** Begin **

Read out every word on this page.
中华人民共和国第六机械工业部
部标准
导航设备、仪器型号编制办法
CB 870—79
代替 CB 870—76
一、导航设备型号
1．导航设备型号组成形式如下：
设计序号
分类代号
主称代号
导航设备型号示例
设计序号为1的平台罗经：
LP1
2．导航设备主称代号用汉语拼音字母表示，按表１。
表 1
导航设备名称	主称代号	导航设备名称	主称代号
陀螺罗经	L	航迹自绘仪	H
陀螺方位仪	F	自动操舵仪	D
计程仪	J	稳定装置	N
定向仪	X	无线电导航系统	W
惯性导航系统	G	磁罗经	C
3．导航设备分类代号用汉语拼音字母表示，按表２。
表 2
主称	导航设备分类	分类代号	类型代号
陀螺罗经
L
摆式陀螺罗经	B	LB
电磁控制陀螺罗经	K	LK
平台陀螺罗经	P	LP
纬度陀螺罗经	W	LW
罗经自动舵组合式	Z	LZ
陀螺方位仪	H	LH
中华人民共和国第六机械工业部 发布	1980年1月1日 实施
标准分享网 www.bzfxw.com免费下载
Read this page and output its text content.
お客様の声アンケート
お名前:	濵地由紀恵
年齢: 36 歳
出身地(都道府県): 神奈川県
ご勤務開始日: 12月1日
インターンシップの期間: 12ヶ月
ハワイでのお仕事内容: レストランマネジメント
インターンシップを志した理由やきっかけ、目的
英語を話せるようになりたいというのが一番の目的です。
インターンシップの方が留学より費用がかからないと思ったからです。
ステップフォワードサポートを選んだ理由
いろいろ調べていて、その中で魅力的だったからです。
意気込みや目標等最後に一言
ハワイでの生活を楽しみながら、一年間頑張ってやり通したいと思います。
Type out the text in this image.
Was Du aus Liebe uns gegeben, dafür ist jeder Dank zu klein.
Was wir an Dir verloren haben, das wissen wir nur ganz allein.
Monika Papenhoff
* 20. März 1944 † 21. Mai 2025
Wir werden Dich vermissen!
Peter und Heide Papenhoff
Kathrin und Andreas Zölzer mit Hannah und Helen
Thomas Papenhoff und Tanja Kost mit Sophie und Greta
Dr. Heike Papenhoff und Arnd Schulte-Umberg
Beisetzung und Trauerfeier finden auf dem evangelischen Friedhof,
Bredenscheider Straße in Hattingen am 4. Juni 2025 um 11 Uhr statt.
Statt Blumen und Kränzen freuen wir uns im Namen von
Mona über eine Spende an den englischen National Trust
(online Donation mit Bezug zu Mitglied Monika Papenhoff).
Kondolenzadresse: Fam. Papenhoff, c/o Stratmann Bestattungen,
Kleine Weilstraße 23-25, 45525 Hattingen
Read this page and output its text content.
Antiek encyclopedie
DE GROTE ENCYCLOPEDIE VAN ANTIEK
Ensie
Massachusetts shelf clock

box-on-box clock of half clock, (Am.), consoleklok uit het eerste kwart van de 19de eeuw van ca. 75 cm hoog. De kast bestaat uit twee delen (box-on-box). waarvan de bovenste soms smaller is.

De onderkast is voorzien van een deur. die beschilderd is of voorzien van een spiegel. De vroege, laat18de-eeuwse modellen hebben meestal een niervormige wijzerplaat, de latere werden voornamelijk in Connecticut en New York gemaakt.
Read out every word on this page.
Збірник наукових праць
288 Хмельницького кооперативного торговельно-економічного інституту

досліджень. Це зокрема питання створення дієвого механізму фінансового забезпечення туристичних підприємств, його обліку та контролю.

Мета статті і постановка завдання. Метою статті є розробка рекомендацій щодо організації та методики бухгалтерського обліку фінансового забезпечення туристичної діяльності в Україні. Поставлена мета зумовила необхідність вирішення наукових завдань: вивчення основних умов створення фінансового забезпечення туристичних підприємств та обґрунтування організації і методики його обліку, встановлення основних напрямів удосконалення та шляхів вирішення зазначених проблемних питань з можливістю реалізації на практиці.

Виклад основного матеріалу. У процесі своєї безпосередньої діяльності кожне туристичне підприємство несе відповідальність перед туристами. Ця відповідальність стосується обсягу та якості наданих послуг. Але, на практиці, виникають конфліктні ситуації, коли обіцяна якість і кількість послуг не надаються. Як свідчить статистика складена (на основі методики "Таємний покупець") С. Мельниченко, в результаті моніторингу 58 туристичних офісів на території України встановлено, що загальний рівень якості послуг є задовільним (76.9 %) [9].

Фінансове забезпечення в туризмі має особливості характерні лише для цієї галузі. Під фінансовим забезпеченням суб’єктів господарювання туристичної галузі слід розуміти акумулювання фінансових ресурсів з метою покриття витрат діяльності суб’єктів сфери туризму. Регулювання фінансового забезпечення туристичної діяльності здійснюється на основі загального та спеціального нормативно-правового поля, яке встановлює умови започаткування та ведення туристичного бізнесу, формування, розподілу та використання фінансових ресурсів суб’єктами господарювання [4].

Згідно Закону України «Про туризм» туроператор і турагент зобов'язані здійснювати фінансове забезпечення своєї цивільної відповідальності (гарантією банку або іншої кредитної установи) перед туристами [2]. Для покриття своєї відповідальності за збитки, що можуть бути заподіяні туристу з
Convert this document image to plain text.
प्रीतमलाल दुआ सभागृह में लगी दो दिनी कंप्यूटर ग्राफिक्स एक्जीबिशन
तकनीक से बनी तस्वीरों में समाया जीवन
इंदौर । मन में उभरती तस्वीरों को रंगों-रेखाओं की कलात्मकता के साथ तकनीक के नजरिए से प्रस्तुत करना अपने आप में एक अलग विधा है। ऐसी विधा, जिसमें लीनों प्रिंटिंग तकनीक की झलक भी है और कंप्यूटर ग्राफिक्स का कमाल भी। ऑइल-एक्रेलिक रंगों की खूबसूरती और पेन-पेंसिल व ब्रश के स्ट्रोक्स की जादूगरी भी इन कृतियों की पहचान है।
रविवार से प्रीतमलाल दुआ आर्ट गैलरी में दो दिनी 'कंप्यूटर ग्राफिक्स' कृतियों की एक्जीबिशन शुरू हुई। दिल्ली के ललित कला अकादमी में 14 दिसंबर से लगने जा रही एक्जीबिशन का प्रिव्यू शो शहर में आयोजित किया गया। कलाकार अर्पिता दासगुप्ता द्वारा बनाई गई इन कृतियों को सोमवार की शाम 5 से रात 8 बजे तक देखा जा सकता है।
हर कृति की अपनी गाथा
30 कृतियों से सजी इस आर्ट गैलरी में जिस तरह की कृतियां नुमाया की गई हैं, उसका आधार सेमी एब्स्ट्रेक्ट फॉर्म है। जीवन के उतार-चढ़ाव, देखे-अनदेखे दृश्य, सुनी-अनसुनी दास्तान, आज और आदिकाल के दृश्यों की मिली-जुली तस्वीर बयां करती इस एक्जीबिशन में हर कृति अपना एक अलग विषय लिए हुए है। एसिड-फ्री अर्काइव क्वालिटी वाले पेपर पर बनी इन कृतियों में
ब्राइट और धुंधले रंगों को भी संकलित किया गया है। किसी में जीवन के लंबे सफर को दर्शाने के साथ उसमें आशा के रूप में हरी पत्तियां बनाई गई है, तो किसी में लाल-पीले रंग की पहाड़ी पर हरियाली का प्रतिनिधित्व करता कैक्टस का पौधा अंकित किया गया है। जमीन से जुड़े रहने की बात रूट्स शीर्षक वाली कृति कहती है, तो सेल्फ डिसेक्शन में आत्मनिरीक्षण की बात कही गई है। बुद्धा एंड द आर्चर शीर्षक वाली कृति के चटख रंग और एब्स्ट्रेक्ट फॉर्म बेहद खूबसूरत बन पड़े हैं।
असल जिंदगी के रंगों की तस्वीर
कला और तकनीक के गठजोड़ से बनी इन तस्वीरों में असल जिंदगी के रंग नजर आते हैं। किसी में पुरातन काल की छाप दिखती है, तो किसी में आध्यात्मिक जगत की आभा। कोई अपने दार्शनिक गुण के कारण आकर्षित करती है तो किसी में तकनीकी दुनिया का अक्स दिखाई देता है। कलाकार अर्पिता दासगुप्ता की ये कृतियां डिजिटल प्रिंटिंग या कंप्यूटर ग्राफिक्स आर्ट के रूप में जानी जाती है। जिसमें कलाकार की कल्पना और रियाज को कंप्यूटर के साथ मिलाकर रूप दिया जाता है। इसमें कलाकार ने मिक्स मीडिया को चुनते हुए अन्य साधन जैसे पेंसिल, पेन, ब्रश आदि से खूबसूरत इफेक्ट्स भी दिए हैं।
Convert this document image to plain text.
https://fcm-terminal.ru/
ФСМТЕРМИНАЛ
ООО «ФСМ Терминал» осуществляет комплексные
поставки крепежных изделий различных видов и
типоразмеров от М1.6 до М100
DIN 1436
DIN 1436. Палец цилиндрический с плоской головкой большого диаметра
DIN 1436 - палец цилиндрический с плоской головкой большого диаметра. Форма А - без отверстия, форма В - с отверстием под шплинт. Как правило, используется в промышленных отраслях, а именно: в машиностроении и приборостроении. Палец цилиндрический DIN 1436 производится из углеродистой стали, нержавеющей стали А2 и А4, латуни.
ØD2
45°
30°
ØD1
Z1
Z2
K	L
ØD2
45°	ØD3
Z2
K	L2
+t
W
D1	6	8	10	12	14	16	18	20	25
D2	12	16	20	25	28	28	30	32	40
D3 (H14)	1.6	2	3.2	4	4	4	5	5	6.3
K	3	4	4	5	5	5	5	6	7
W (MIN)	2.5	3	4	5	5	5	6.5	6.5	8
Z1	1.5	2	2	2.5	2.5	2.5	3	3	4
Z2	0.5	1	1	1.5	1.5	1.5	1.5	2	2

** End **

* **Problem to work on**:
Filter out all lines lacking the word "головкой" and copy the rest.

* **Complete output**:
DIN 1436. Палец цилиндрический с плоской головкой большого диаметра
DIN 1436 - палец цилиндрический с плоской головкой большого диаметра. Форма А - без отверстия, форма В - с отверстием под шплинт. Как правило, используется в промышленных отраслях, а именно: в машиностроении и приборостроении. Палец цилиндрический DIN 1436 производится из углеродистой стали, нержавеющей стали А2 и А4, латуни.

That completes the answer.